** Supplied records **
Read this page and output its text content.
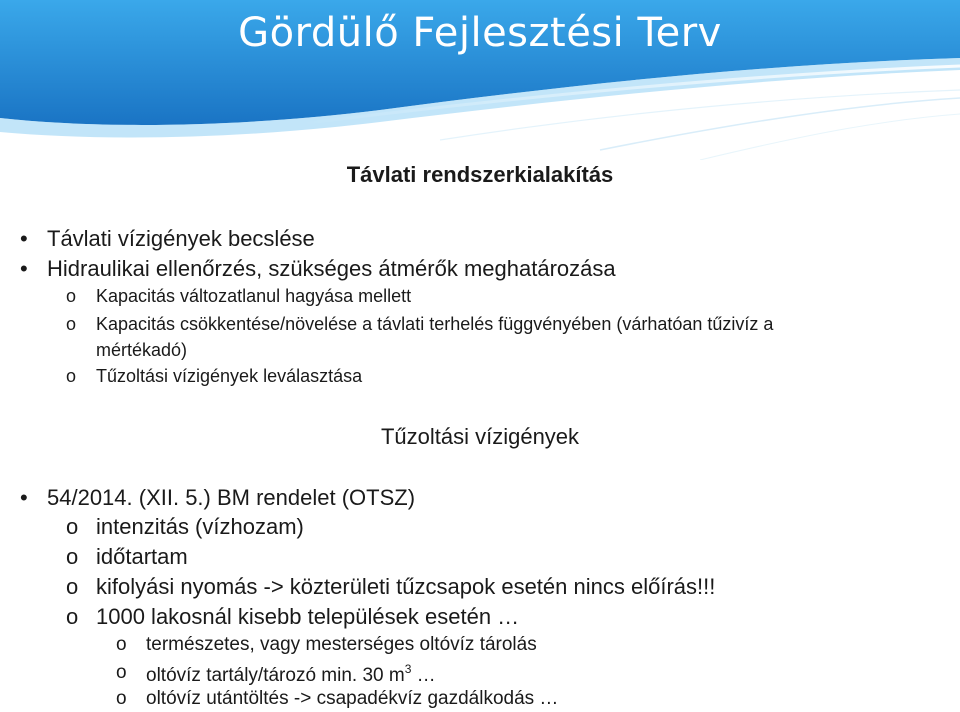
Gördülő Fejlesztési Terv
Távlati rendszerkialakítás
• Távlati vízigények becslése

• Hidraulikai ellenőrzés, szükséges átmérők meghatározása

o Kapacitás változatlanul hagyása mellett

o Kapacitás csökkentése/növelése a távlati terhelés függvényében (várhatóan tűzivíz a

mértékadó)

o Tűzoltási vízigények leválasztása

Tűzoltási vízigények
• 54/2014. (XII. 5.) BM rendelet (OTSZ)

o intenzitás (vízhozam)

o időtartam

o kifolyási nyomás -> közterületi tűzcsapok esetén nincs előírás!!!

o 1000 lakosnál kisebb települések esetén …

o természetes, vagy mesterséges oltóvíz tárolás

o oltóvíz tartály/tározó min. 30 $m^3$ …

o oltóvíz utántöltés -> csapadékvíz gazdálkodás …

** Aim of the task **
Filter the records down to the lines that contain the string "Tűzoltási", and copy those lines.

** Written answer **
o Tűzoltási vízigények leválasztása
Tűzoltási vízigények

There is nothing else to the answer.